**REQUIRED TASK**: Below is a listing to write out in full, exactly as given, without its pictures.

**MATERIAL FOR THIS EXERCISE**:
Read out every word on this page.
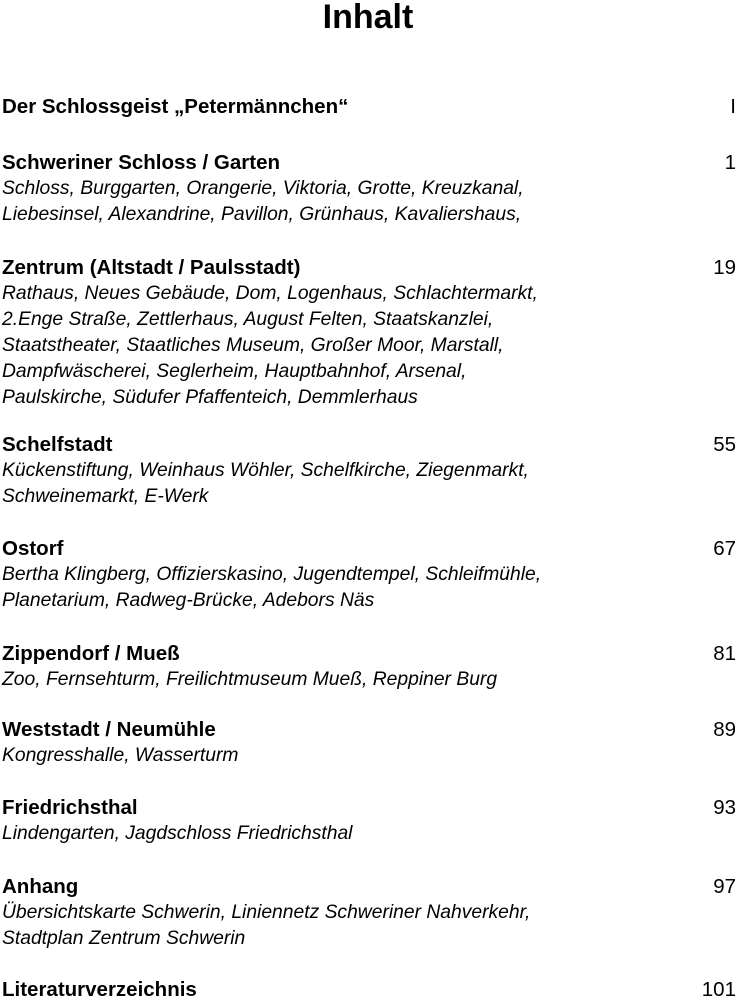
Inhalt
Der Schlossgeist „Petermännchen“	I
Schweriner Schloss / Garten	1
Schloss, Burggarten, Orangerie, Viktoria, Grotte, Kreuzkanal,
Liebesinsel, Alexandrine, Pavillon, Grünhaus, Kavaliershaus,
Zentrum (Altstadt / Paulsstadt)	19
Rathaus, Neues Gebäude, Dom, Logenhaus, Schlachtermarkt,
2.Enge Straße, Zettlerhaus, August Felten, Staatskanzlei,
Staatstheater, Staatliches Museum, Großer Moor, Marstall,
Dampfwäscherei, Seglerheim, Hauptbahnhof, Arsenal,
Paulskirche, Südufer Pfaffenteich, Demmlerhaus
Schelfstadt	55
Kückenstiftung, Weinhaus Wöhler, Schelfkirche, Ziegenmarkt,
Schweinemarkt, E-Werk
Ostorf	67
Bertha Klingberg, Offizierskasino, Jugendtempel, Schleifmühle,
Planetarium, Radweg-Brücke, Adebors Näs
Zippendorf / Mueß	81
Zoo, Fernsehturm, Freilichtmuseum Mueß, Reppiner Burg
Weststadt / Neumühle	89
Kongresshalle, Wasserturm
Friedrichsthal	93
Lindengarten, Jagdschloss Friedrichsthal
Anhang	97
Übersichtskarte Schwerin, Liniennetz Schweriner Nahverkehr,
Stadtplan Zentrum Schwerin
Literaturverzeichnis	101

**ANSWER TO THIS EXERCISE**:
Read out every word on this page.
Inhalt
Der Schlossgeist „Petermännchen“	I
Schweriner Schloss / Garten	1
Schloss, Burggarten, Orangerie, Viktoria, Grotte, Kreuzkanal,
Liebesinsel, Alexandrine, Pavillon, Grünhaus, Kavaliershaus,
Zentrum (Altstadt / Paulsstadt)	19
Rathaus, Neues Gebäude, Dom, Logenhaus, Schlachtermarkt,
2.Enge Straße, Zettlerhaus, August Felten, Staatskanzlei,
Staatstheater, Staatliches Museum, Großer Moor, Marstall,
Dampfwäscherei, Seglerheim, Hauptbahnhof, Arsenal,
Paulskirche, Südufer Pfaffenteich, Demmlerhaus
Schelfstadt	55
Kückenstiftung, Weinhaus Wöhler, Schelfkirche, Ziegenmarkt,
Schweinemarkt, E-Werk
Ostorf	67
Bertha Klingberg, Offizierskasino, Jugendtempel, Schleifmühle,
Planetarium, Radweg-Brücke, Adebors Näs
Zippendorf / Mueß	81
Zoo, Fernsehturm, Freilichtmuseum Mueß, Reppiner Burg
Weststadt / Neumühle	89
Kongresshalle, Wasserturm
Friedrichsthal	93
Lindengarten, Jagdschloss Friedrichsthal
Anhang	97
Übersichtskarte Schwerin, Liniennetz Schweriner Nahverkehr,
Stadtplan Zentrum Schwerin
Literaturverzeichnis	101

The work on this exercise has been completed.